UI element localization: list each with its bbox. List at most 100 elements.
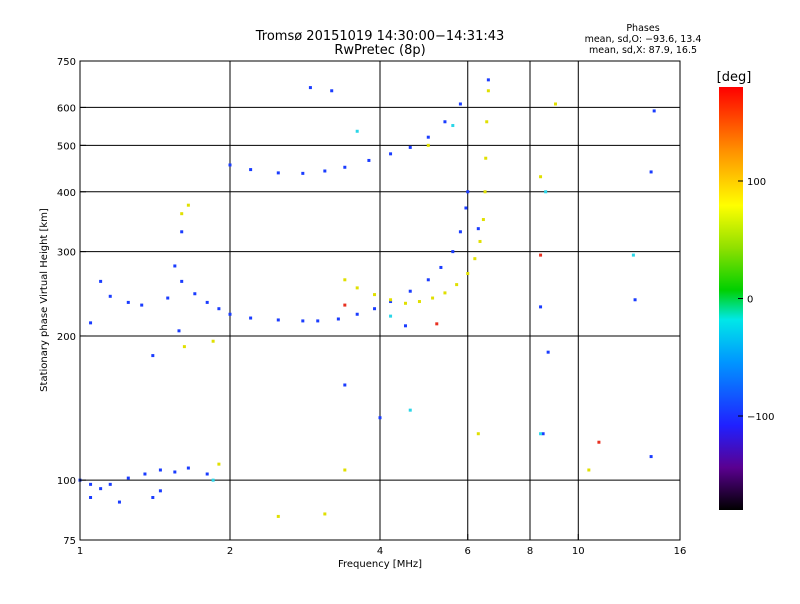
data-point: [301, 319, 305, 323]
y-tick-label: 75: [63, 536, 76, 547]
data-point: [484, 156, 488, 160]
y-tick-label: 500: [57, 141, 76, 152]
data-point: [108, 294, 112, 298]
data-point: [431, 296, 435, 300]
data-point: [336, 317, 340, 321]
x-tick-label: 2: [227, 546, 233, 557]
data-point: [378, 416, 382, 420]
data-point: [455, 283, 459, 287]
points-layer: [78, 78, 656, 518]
data-point: [458, 102, 462, 106]
data-point: [211, 478, 215, 482]
data-point: [466, 190, 470, 194]
data-point: [403, 301, 407, 305]
data-point: [367, 158, 371, 162]
data-point: [373, 307, 377, 311]
data-point: [466, 272, 470, 276]
y-tick-label: 600: [57, 103, 76, 114]
data-point: [539, 253, 543, 257]
data-point: [151, 354, 155, 358]
y-tick-label: 750: [57, 57, 76, 68]
data-point: [476, 227, 480, 231]
data-point: [439, 265, 443, 269]
data-point: [143, 472, 147, 476]
y-axis-label: Stationary phase Virtual Height [km]: [39, 208, 50, 392]
data-point: [464, 206, 468, 210]
chart-subtitle: RwPretec (8p): [334, 43, 425, 58]
data-point: [403, 324, 407, 328]
ticks-layer: 1 2 4 6 8 10 16 75 100 200 300 400 500 600 750: [57, 57, 686, 557]
x-tick-label: 8: [527, 546, 533, 557]
data-point: [483, 190, 487, 194]
data-point: [276, 514, 280, 518]
data-point: [193, 292, 197, 296]
data-point: [426, 143, 430, 147]
data-point: [633, 298, 637, 302]
y-tick-label: 200: [57, 332, 76, 343]
data-point: [355, 129, 359, 133]
x-tick-label: 4: [377, 546, 383, 557]
data-point: [343, 165, 347, 169]
data-point: [476, 432, 480, 436]
colorbar-tick-label: 0: [747, 295, 753, 306]
data-point: [597, 440, 601, 444]
data-point: [166, 296, 170, 300]
legend-line-o: mean, sd,O: −93.6, 13.4: [585, 34, 702, 45]
colorbar-tick-label: −100: [747, 412, 774, 423]
data-point: [649, 170, 653, 174]
data-point: [301, 171, 305, 175]
data-point: [355, 286, 359, 290]
data-point: [587, 468, 591, 472]
data-point: [217, 462, 221, 466]
data-point: [544, 190, 548, 194]
data-point: [343, 383, 347, 387]
data-point: [186, 203, 190, 207]
data-point: [539, 432, 543, 436]
data-point: [177, 329, 181, 333]
data-point: [249, 316, 253, 320]
data-point: [539, 305, 543, 309]
data-point: [89, 321, 93, 325]
data-point: [308, 86, 312, 90]
data-point: [117, 500, 121, 504]
data-point: [211, 339, 215, 343]
data-point: [443, 291, 447, 295]
x-tick-label: 10: [572, 546, 585, 557]
data-point: [343, 278, 347, 282]
data-point: [417, 300, 421, 304]
data-point: [426, 135, 430, 139]
x-tick-label: 16: [674, 546, 687, 557]
colorbar-tick-label: 100: [747, 177, 766, 188]
data-point: [228, 312, 232, 316]
x-tick-label: 1: [77, 546, 83, 557]
data-point: [173, 470, 177, 474]
legend-line-x: mean, sd,X: 87.9, 16.5: [589, 45, 697, 56]
data-point: [316, 319, 320, 323]
data-point: [426, 278, 430, 282]
data-point: [486, 89, 490, 93]
data-point: [249, 168, 253, 172]
y-tick-label: 100: [57, 476, 76, 487]
data-point: [389, 152, 393, 156]
data-point: [539, 175, 543, 179]
data-point: [451, 250, 455, 254]
data-point: [373, 293, 377, 297]
x-axis-label: Frequency [MHz]: [338, 559, 422, 570]
y-tick-label: 400: [57, 188, 76, 199]
data-point: [158, 489, 162, 493]
data-point: [323, 512, 327, 516]
data-point: [180, 212, 184, 216]
data-point: [652, 109, 656, 113]
data-point: [126, 476, 130, 480]
legend-title: Phases: [626, 23, 659, 34]
data-point: [389, 298, 393, 302]
data-point: [228, 163, 232, 167]
data-point: [355, 312, 359, 316]
data-point: [389, 300, 393, 304]
data-point: [126, 300, 130, 304]
data-point: [158, 468, 162, 472]
data-point: [151, 495, 155, 499]
data-point: [343, 303, 347, 307]
data-point: [486, 78, 490, 82]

:: Exercise task ::
Rewrite all the data above with "Frequency" replaced by "Sounding frequency", leaving out the picture and keeping every other line as it is.

:: Solution for this problem ::
UI element localization: list each with its bbox. List at most 100 elements.
data-point: [301, 319, 305, 323]
y-tick-label: 75: [63, 536, 76, 547]
data-point: [484, 156, 488, 160]
y-tick-label: 500: [57, 141, 76, 152]
data-point: [108, 294, 112, 298]
data-point: [431, 296, 435, 300]
data-point: [336, 317, 340, 321]
x-tick-label: 2: [227, 546, 233, 557]
data-point: [378, 416, 382, 420]
data-point: [455, 283, 459, 287]
points-layer: [78, 78, 656, 518]
data-point: [458, 102, 462, 106]
data-point: [211, 478, 215, 482]
data-point: [466, 190, 470, 194]
data-point: [403, 301, 407, 305]
data-point: [367, 158, 371, 162]
data-point: [373, 307, 377, 311]
data-point: [466, 272, 470, 276]
y-tick-label: 600: [57, 103, 76, 114]
data-point: [539, 253, 543, 257]
data-point: [151, 354, 155, 358]
y-tick-label: 750: [57, 57, 76, 68]
data-point: [476, 227, 480, 231]
data-point: [439, 265, 443, 269]
data-point: [143, 472, 147, 476]
y-axis-label: Stationary phase Virtual Height [km]: [39, 208, 50, 392]
data-point: [464, 206, 468, 210]
chart-subtitle: RwPretec (8p): [334, 43, 425, 58]
data-point: [403, 324, 407, 328]
ticks-layer: 1 2 4 6 8 10 16 75 100 200 300 400 500 600 750: [57, 57, 686, 557]
x-tick-label: 8: [527, 546, 533, 557]
data-point: [483, 190, 487, 194]
data-point: [276, 514, 280, 518]
data-point: [193, 292, 197, 296]
data-point: [426, 143, 430, 147]
data-point: [633, 298, 637, 302]
y-tick-label: 200: [57, 332, 76, 343]
data-point: [355, 129, 359, 133]
x-tick-label: 4: [377, 546, 383, 557]
data-point: [343, 165, 347, 169]
data-point: [476, 432, 480, 436]
colorbar-tick-label: 0: [747, 295, 753, 306]
data-point: [597, 440, 601, 444]
data-point: [166, 296, 170, 300]
legend-line-o: mean, sd,O: −93.6, 13.4: [585, 34, 702, 45]
colorbar-tick-label: −100: [747, 412, 774, 423]
data-point: [649, 170, 653, 174]
data-point: [301, 171, 305, 175]
data-point: [355, 286, 359, 290]
data-point: [587, 468, 591, 472]
data-point: [217, 462, 221, 466]
data-point: [544, 190, 548, 194]
data-point: [343, 383, 347, 387]
data-point: [186, 203, 190, 207]
data-point: [539, 432, 543, 436]
data-point: [177, 329, 181, 333]
data-point: [249, 316, 253, 320]
data-point: [539, 305, 543, 309]
data-point: [89, 321, 93, 325]
data-point: [308, 86, 312, 90]
data-point: [117, 500, 121, 504]
data-point: [211, 339, 215, 343]
data-point: [443, 291, 447, 295]
x-tick-label: 10: [572, 546, 585, 557]
data-point: [343, 278, 347, 282]
data-point: [417, 300, 421, 304]
data-point: [426, 135, 430, 139]
x-tick-label: 16: [674, 546, 687, 557]
colorbar-tick-label: 100: [747, 177, 766, 188]
data-point: [228, 312, 232, 316]
x-tick-label: 1: [77, 546, 83, 557]
data-point: [173, 470, 177, 474]
legend-line-x: mean, sd,X: 87.9, 16.5: [589, 45, 697, 56]
data-point: [316, 319, 320, 323]
data-point: [426, 278, 430, 282]
data-point: [486, 89, 490, 93]
data-point: [249, 168, 253, 172]
y-tick-label: 100: [57, 476, 76, 487]
data-point: [389, 152, 393, 156]
data-point: [539, 175, 543, 179]
data-point: [451, 250, 455, 254]
data-point: [373, 293, 377, 297]
x-axis-label: Sounding frequency [MHz]: [338, 559, 422, 570]
y-tick-label: 400: [57, 188, 76, 199]
data-point: [158, 489, 162, 493]
data-point: [323, 512, 327, 516]
data-point: [180, 212, 184, 216]
data-point: [652, 109, 656, 113]
data-point: [126, 476, 130, 480]
legend-title: Phases: [626, 23, 659, 34]
data-point: [389, 298, 393, 302]
data-point: [228, 163, 232, 167]
data-point: [355, 312, 359, 316]
data-point: [389, 300, 393, 304]
data-point: [126, 300, 130, 304]
data-point: [158, 468, 162, 472]
data-point: [151, 495, 155, 499]
data-point: [343, 303, 347, 307]
data-point: [486, 78, 490, 82]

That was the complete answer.